課題一覧
1. 「食物の連鎖のこと・その他」の文章で、ステーキ系のファミレスで注文したミックスコンボには何が載っていましたか?
2. 「食物の連鎖のこと・その他」の文章にある「シミュレーションはしているが、予想は捨てている。」を英語に訳すとどうなりますか?
3. 「食物の連鎖のこと・その他」の文章を、最後の文の後から書き継いでください。

食物の連鎖のこと・その他

食物の連鎖のこと・その他

2020.06.13 – 06.26 東京

トレーニングを積み重ねて、私の太腿や足首は、だいぶ細いし同時に締まって筋肉質な、つまり以前とは様相の異なるものに変わった。食事は意識的にたっぷりと摂っているので、太りはしないが、とりたてて痩せてもいない。つまり、胴部から上はぜんぜん痩せないのだけれども、下半身は徹底的にメタモルフォーゼし出した。たとえば1日に20キロ歩くことがある(今日がそうだが)。その場合、途中でステーキ系のファミレスに寄ったりもする(これは先日のことだが)。すると私が注文したのはミックスコンボというひと皿で、そこにはステーキ=牛肉とソーセージ=豚肉とグリルしたチキン=鶏肉が載っている。私は、こういうものを摂取した数時間から十数時間後の自分はほんとうにハイブリッド・アニマルだな、と思い、かつ「ハイブリッド・ヒューマンだな」とは一瞬も思わない自分に、少しだけ安堵する。私はヒューマンなどどうでもよい。神や機械に対して人類が human である、だから human errers(人為的ミス)がある、等の思考をすることがほとんどない。が、これは余談だ。

福島県内に向けて出発するまで、もう1カ月ないのだった。そして、いったんその地を踏んだら、私は毎日「現在地」を変えつづけるのだった。もしかしたら刻々と変えつづけるのだった。それはいったい、どういうことなのか? シミュレーションはしているが、予想は捨てている。必要なのは準備だ。ひとまずは20キロほどを歩いた翌日にも、普通に原稿を執筆できるような体力はついた。しかしながら、それは通常の原稿……エッセイとかそうした類いのことで、小説を書く、という行為には挑んでいない。小説は「(その物語世界・宇宙に)入る」必要があるので、どうしたって不可能だろう、と私はチャレンジする前に踏んでいる。

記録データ

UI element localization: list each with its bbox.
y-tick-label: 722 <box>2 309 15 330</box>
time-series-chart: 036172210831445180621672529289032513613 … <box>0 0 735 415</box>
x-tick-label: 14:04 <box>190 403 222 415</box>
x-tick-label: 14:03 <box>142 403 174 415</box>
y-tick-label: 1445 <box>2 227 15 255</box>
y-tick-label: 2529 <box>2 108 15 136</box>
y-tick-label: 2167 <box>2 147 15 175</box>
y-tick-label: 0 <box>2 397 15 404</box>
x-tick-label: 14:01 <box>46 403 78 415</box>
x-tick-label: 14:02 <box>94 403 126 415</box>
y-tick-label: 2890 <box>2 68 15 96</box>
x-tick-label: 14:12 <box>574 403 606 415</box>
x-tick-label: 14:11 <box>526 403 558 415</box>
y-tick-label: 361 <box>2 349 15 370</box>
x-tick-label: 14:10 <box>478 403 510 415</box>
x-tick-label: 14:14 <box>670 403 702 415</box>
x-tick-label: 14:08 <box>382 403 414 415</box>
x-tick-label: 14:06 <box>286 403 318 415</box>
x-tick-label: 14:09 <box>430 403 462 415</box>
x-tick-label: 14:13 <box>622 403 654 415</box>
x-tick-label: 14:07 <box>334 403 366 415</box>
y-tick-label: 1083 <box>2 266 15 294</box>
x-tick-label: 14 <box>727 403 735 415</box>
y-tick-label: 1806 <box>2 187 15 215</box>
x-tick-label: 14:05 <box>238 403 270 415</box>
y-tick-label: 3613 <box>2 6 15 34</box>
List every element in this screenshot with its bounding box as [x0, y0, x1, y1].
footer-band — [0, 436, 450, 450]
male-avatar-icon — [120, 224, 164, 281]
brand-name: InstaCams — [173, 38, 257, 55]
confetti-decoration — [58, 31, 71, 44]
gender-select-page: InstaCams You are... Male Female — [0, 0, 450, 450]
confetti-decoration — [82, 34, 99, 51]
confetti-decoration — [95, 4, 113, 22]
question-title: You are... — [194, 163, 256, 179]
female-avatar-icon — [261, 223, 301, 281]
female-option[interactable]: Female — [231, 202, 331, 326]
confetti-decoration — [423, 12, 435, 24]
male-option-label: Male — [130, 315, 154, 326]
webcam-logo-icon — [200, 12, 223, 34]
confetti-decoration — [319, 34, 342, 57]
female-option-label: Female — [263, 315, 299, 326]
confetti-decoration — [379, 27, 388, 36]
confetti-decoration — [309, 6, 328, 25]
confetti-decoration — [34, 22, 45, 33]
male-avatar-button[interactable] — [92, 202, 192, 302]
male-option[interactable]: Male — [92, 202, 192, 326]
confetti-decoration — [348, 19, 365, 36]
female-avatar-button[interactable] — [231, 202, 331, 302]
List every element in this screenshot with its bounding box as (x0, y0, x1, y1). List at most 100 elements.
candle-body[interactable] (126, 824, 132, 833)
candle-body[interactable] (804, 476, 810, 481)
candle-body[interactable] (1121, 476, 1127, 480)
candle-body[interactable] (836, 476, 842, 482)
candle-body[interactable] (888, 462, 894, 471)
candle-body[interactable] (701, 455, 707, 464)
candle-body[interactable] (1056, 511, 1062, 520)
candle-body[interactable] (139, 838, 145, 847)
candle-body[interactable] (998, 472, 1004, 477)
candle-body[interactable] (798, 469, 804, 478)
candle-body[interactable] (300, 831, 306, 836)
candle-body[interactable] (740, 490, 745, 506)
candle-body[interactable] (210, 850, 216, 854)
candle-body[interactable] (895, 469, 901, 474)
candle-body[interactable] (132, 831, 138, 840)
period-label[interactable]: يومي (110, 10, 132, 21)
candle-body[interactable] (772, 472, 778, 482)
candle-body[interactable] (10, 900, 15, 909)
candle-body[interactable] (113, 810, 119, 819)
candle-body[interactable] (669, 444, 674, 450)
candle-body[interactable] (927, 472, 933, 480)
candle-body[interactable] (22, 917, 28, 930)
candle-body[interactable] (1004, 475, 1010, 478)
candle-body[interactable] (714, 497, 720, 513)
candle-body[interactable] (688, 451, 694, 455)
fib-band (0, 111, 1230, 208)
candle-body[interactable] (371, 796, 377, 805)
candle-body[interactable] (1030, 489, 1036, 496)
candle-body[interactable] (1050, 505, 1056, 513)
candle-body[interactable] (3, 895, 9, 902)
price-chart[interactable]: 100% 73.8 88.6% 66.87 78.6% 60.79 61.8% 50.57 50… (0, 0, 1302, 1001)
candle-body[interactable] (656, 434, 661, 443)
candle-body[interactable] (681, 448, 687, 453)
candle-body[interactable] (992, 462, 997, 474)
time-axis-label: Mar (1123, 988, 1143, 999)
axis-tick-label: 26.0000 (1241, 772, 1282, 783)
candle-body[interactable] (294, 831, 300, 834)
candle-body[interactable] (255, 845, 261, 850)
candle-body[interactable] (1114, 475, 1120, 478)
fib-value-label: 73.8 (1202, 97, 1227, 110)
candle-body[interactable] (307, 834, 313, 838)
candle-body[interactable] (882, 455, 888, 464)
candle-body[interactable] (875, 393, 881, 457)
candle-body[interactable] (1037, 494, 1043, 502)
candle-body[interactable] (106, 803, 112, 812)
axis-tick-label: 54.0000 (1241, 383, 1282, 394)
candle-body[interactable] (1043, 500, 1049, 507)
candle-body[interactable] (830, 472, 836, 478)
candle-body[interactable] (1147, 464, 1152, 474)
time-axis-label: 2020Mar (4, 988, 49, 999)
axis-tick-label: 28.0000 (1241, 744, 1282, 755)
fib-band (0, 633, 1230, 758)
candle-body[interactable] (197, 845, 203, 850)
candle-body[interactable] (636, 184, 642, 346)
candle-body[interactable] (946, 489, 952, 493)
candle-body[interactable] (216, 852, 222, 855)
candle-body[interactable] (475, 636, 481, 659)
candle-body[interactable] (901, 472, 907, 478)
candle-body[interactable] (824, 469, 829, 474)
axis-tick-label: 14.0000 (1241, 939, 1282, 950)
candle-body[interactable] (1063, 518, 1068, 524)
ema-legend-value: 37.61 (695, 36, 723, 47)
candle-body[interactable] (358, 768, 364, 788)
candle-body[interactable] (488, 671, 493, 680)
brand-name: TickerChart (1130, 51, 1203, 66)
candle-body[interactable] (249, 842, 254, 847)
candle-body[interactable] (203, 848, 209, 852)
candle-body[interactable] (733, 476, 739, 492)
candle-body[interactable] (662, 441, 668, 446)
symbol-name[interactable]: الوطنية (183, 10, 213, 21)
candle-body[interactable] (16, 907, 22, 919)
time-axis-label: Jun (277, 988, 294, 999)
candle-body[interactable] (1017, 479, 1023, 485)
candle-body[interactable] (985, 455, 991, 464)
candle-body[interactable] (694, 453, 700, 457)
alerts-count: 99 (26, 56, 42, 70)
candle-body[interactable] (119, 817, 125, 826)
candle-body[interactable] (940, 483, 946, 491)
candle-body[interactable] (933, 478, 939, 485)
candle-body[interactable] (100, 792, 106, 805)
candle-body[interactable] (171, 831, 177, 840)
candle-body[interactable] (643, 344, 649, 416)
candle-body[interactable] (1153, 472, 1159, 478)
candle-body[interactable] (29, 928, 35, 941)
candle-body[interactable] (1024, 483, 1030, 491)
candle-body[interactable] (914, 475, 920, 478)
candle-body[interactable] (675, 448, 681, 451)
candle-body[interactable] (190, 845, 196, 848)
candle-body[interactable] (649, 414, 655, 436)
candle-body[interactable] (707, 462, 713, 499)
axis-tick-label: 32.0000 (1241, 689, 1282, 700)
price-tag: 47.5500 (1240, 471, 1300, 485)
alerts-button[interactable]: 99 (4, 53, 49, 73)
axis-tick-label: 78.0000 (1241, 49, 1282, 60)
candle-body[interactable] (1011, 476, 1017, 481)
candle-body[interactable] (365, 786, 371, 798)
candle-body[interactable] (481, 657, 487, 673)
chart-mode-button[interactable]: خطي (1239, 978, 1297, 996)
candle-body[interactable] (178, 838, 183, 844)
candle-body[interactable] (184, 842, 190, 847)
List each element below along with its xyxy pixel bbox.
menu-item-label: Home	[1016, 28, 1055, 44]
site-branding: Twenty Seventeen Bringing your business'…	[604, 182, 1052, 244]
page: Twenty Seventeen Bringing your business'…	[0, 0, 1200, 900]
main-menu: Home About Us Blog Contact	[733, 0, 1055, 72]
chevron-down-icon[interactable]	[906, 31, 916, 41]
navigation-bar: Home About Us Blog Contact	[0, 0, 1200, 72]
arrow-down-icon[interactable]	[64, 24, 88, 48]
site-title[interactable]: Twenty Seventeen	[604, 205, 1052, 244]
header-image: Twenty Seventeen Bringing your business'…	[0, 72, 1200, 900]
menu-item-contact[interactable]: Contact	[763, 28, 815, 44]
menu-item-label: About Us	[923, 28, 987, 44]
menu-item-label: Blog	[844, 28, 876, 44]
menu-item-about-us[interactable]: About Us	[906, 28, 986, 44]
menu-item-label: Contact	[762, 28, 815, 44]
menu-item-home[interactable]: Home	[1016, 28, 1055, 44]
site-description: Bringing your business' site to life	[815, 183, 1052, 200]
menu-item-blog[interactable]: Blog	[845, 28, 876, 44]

解答一覧
1. ステーキ=牛肉、ソーセージ=豚肉、グリルしたチキン=鶏肉が載っていました。

2. I have been running simulations, but I have thrown away any predictions.

3.
さて、出発までに、では私はどれだけ小説を書けるのか? それが問題だ。それこそが大問題だ。しかし、物事の暗い側面は直視しないようにする。私はやれるだけのことをやる。そして、やれる以上のことはできない。けれども、「やれるだけのこと」という枠は、いわゆる訓練を重ねればつねに増量される。その事実は信じている。

たまたまなのだが、ここのところ海外に発表する原稿その他が続いた(その他には朗読映像が含まれる。“SLOW BOAT – Last Boat Version” である)。そういえば私は、国内では新型コロナウイルスに関してまともに発言していないに等しいのだが、オンライン雑誌 Words Without Borders には直球の発言を載せた。これは4月下旬に執筆したものである。そして日本語では発表していない。というか、国内では「そういう発言」を私はぜんぜん求められていない。まあ、それはそれでよい。海外がらみの情報として、アニメーション映画『犬王』のアヌシー国際映画祭での「制作中(絶讃制作中)」部門での映像発表、というのがあった。私もその映像は見せてもらった。素晴らしい。まったくもって期待できる。この映画に関しては、もう私にはやることがないので、のんびりと来秋を待つ。